● What to do: List all the lines in these records that hold "xlabel".

──────

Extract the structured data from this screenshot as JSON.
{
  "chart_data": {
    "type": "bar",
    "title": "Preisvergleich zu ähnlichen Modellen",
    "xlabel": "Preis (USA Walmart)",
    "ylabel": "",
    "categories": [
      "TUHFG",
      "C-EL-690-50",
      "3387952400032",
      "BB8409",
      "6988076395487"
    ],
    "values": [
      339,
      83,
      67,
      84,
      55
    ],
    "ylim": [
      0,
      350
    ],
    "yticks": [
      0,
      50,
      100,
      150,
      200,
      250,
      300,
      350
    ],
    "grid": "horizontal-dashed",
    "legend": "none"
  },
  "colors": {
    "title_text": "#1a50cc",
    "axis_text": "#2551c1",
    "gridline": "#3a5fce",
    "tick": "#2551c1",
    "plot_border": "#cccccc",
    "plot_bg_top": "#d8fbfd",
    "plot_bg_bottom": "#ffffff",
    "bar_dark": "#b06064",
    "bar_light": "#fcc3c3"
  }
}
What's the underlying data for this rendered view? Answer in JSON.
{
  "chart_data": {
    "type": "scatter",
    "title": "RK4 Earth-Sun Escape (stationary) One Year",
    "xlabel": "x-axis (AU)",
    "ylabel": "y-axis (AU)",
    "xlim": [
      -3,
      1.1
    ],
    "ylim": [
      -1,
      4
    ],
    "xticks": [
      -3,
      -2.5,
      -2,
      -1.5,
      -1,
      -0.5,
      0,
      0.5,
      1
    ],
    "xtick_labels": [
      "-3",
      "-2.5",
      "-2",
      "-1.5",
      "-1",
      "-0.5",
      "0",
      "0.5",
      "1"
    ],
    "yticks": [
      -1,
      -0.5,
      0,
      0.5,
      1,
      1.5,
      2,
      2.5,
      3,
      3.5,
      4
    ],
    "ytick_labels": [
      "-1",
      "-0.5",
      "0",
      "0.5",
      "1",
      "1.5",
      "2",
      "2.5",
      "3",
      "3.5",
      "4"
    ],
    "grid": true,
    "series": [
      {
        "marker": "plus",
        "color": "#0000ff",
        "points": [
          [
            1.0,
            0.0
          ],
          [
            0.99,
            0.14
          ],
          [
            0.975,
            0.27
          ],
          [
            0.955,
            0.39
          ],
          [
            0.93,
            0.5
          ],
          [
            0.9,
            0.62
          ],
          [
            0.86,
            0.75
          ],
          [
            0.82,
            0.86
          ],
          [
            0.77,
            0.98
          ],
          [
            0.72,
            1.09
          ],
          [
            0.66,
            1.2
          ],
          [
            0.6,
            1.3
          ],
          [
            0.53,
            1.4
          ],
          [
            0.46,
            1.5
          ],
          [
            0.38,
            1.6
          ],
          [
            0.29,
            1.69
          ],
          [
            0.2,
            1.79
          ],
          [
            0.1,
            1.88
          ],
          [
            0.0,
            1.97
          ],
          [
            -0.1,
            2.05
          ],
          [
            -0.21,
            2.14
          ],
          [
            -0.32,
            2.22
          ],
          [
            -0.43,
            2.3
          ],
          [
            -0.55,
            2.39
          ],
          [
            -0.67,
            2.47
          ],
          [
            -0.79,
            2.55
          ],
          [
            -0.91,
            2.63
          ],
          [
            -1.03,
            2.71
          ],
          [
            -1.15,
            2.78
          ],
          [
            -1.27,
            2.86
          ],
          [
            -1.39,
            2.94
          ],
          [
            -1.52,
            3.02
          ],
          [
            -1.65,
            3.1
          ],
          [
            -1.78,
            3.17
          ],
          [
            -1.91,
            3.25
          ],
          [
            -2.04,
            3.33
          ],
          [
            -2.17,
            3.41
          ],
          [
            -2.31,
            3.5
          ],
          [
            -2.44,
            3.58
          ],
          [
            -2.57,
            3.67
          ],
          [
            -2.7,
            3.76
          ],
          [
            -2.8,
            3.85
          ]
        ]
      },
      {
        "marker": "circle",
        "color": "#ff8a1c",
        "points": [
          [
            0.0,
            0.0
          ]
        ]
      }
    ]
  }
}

──────

● Result for this task:
    "xlabel": "Preis (USA Walmart)",
    "xlabel": "x-axis (AU)",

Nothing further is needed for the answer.